▶ **What you should do**
Without omitting anything, retype the data that follows.

▼

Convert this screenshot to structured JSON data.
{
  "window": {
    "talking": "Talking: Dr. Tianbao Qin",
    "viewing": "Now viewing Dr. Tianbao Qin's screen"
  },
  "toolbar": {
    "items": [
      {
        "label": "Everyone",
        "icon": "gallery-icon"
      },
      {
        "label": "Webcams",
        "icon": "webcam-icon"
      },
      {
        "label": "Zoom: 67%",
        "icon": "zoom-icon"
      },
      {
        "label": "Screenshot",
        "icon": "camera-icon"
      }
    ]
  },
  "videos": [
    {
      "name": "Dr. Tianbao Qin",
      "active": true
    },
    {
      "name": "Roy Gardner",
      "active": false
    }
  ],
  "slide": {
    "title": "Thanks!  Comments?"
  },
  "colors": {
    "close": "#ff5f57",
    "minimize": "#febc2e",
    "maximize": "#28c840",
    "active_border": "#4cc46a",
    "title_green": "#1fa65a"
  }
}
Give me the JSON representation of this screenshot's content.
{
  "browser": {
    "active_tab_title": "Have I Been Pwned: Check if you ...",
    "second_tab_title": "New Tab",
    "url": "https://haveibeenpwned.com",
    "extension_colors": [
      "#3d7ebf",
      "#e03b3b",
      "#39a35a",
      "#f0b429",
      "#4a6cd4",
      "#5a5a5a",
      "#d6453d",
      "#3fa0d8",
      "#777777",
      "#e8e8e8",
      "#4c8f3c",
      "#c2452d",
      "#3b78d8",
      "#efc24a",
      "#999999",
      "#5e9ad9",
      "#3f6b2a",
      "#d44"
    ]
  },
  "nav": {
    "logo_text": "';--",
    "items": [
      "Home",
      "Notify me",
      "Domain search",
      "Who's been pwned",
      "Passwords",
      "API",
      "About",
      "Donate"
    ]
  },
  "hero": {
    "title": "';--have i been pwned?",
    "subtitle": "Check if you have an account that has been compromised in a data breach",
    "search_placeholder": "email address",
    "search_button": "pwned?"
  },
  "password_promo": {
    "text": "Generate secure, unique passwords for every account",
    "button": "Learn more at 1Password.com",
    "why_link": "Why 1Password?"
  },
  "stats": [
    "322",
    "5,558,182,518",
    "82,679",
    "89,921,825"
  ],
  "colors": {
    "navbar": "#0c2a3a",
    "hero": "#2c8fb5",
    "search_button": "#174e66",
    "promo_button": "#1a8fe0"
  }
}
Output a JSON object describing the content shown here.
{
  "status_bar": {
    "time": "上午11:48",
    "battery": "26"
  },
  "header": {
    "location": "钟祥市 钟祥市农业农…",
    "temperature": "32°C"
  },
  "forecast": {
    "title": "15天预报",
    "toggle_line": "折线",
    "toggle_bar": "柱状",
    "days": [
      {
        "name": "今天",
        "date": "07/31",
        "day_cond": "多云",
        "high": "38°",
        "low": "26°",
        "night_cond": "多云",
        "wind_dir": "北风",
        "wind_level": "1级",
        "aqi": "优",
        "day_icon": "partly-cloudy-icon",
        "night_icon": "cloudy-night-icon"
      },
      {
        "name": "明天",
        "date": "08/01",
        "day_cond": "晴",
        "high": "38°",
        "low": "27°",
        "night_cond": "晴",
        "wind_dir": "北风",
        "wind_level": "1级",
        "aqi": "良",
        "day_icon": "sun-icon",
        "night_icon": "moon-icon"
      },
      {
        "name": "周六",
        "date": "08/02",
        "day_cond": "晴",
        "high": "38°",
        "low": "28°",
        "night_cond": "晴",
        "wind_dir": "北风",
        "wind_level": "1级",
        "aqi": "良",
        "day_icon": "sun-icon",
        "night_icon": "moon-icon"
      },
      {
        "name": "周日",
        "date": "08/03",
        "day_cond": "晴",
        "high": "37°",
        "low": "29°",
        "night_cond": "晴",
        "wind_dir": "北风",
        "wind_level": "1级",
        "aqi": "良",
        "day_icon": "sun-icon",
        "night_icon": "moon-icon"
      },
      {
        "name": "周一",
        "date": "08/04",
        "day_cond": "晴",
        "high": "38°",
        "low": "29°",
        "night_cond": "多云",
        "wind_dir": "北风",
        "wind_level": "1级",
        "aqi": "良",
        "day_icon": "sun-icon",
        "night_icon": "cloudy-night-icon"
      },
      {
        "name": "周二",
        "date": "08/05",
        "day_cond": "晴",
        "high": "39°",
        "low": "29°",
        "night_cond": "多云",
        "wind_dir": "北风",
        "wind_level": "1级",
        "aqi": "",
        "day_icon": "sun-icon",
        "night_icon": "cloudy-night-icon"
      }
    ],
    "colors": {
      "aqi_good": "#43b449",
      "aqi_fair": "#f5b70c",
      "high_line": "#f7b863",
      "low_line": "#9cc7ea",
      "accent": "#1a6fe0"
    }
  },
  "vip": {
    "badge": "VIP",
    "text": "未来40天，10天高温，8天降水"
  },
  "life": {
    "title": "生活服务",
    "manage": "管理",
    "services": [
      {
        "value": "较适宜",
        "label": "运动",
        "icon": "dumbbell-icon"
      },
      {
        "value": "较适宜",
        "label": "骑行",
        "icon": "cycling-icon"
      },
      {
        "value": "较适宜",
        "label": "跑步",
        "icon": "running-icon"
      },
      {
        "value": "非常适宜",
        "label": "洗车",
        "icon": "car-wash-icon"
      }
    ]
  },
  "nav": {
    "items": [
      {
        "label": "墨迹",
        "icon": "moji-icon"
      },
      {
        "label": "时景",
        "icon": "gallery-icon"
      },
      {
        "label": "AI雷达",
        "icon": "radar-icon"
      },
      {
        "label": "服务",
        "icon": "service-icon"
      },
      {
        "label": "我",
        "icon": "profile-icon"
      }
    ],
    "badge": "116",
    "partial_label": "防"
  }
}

▲

▶ **Exercise solution**
Convert this screenshot to structured JSON data.
{
  "window": {
    "talking": "Talking: Dr. Tianbao Qin",
    "viewing": "Now viewing Dr. Tianbao Qin's screen"
  },
  "toolbar": {
    "items": [
      {
        "label": "Everyone",
        "icon": "gallery-icon"
      },
      {
        "label": "Webcams",
        "icon": "webcam-icon"
      },
      {
        "label": "Zoom: 67%",
        "icon": "zoom-icon"
      },
      {
        "label": "Screenshot",
        "icon": "camera-icon"
      }
    ]
  },
  "videos": [
    {
      "name": "Dr. Tianbao Qin",
      "active": true
    },
    {
      "name": "Roy Gardner",
      "active": false
    }
  ],
  "slide": {
    "title": "Thanks!  Comments?"
  },
  "colors": {
    "close": "#ff5f57",
    "minimize": "#febc2e",
    "maximize": "#28c840",
    "active_border": "#4cc46a",
    "title_green": "#1fa65a"
  }
}
Give me the JSON representation of this screenshot's content.
{
  "browser": {
    "active_tab_title": "Have I Been Pwned: Check if you ...",
    "second_tab_title": "New Tab",
    "url": "https://haveibeenpwned.com",
    "extension_colors": [
      "#3d7ebf",
      "#e03b3b",
      "#39a35a",
      "#f0b429",
      "#4a6cd4",
      "#5a5a5a",
      "#d6453d",
      "#3fa0d8",
      "#777777",
      "#e8e8e8",
      "#4c8f3c",
      "#c2452d",
      "#3b78d8",
      "#efc24a",
      "#999999",
      "#5e9ad9",
      "#3f6b2a",
      "#d44"
    ]
  },
  "nav": {
    "logo_text": "';--",
    "items": [
      "Home",
      "Notify me",
      "Domain search",
      "Who's been pwned",
      "Passwords",
      "API",
      "About",
      "Donate"
    ]
  },
  "hero": {
    "title": "';--have i been pwned?",
    "subtitle": "Check if you have an account that has been compromised in a data breach",
    "search_placeholder": "email address",
    "search_button": "pwned?"
  },
  "password_promo": {
    "text": "Generate secure, unique passwords for every account",
    "button": "Learn more at 1Password.com",
    "why_link": "Why 1Password?"
  },
  "stats": [
    "322",
    "5,558,182,518",
    "82,679",
    "89,921,825"
  ],
  "colors": {
    "navbar": "#0c2a3a",
    "hero": "#2c8fb5",
    "search_button": "#174e66",
    "promo_button": "#1a8fe0"
  }
}
Output a JSON object describing the content shown here.
{
  "status_bar": {
    "time": "上午11:48",
    "battery": "26"
  },
  "header": {
    "location": "钟祥市 钟祥市农业农…",
    "temperature": "32°C"
  },
  "forecast": {
    "title": "15天预报",
    "toggle_line": "折线",
    "toggle_bar": "柱状",
    "days": [
      {
        "name": "今天",
        "date": "07/31",
        "day_cond": "多云",
        "high": "38°",
        "low": "26°",
        "night_cond": "多云",
        "wind_dir": "北风",
        "wind_level": "1级",
        "aqi": "优",
        "day_icon": "partly-cloudy-icon",
        "night_icon": "cloudy-night-icon"
      },
      {
        "name": "明天",
        "date": "08/01",
        "day_cond": "晴",
        "high": "38°",
        "low": "27°",
        "night_cond": "晴",
        "wind_dir": "北风",
        "wind_level": "1级",
        "aqi": "良",
        "day_icon": "sun-icon",
        "night_icon": "moon-icon"
      },
      {
        "name": "周六",
        "date": "08/02",
        "day_cond": "晴",
        "high": "38°",
        "low": "28°",
        "night_cond": "晴",
        "wind_dir": "北风",
        "wind_level": "1级",
        "aqi": "良",
        "day_icon": "sun-icon",
        "night_icon": "moon-icon"
      },
      {
        "name": "周日",
        "date": "08/03",
        "day_cond": "晴",
        "high": "37°",
        "low": "29°",
        "night_cond": "晴",
        "wind_dir": "北风",
        "wind_level": "1级",
        "aqi": "良",
        "day_icon": "sun-icon",
        "night_icon": "moon-icon"
      },
      {
        "name": "周一",
        "date": "08/04",
        "day_cond": "晴",
        "high": "38°",
        "low": "29°",
        "night_cond": "多云",
        "wind_dir": "北风",
        "wind_level": "1级",
        "aqi": "良",
        "day_icon": "sun-icon",
        "night_icon": "cloudy-night-icon"
      },
      {
        "name": "周二",
        "date": "08/05",
        "day_cond": "晴",
        "high": "39°",
        "low": "29°",
        "night_cond": "多云",
        "wind_dir": "北风",
        "wind_level": "1级",
        "aqi": "",
        "day_icon": "sun-icon",
        "night_icon": "cloudy-night-icon"
      }
    ],
    "colors": {
      "aqi_good": "#43b449",
      "aqi_fair": "#f5b70c",
      "high_line": "#f7b863",
      "low_line": "#9cc7ea",
      "accent": "#1a6fe0"
    }
  },
  "vip": {
    "badge": "VIP",
    "text": "未来40天，10天高温，8天降水"
  },
  "life": {
    "title": "生活服务",
    "manage": "管理",
    "services": [
      {
        "value": "较适宜",
        "label": "运动",
        "icon": "dumbbell-icon"
      },
      {
        "value": "较适宜",
        "label": "骑行",
        "icon": "cycling-icon"
      },
      {
        "value": "较适宜",
        "label": "跑步",
        "icon": "running-icon"
      },
      {
        "value": "非常适宜",
        "label": "洗车",
        "icon": "car-wash-icon"
      }
    ]
  },
  "nav": {
    "items": [
      {
        "label": "墨迹",
        "icon": "moji-icon"
      },
      {
        "label": "时景",
        "icon": "gallery-icon"
      },
      {
        "label": "AI雷达",
        "icon": "radar-icon"
      },
      {
        "label": "服务",
        "icon": "service-icon"
      },
      {
        "label": "我",
        "icon": "profile-icon"
      }
    ],
    "badge": "116",
    "partial_label": "防"
  }
}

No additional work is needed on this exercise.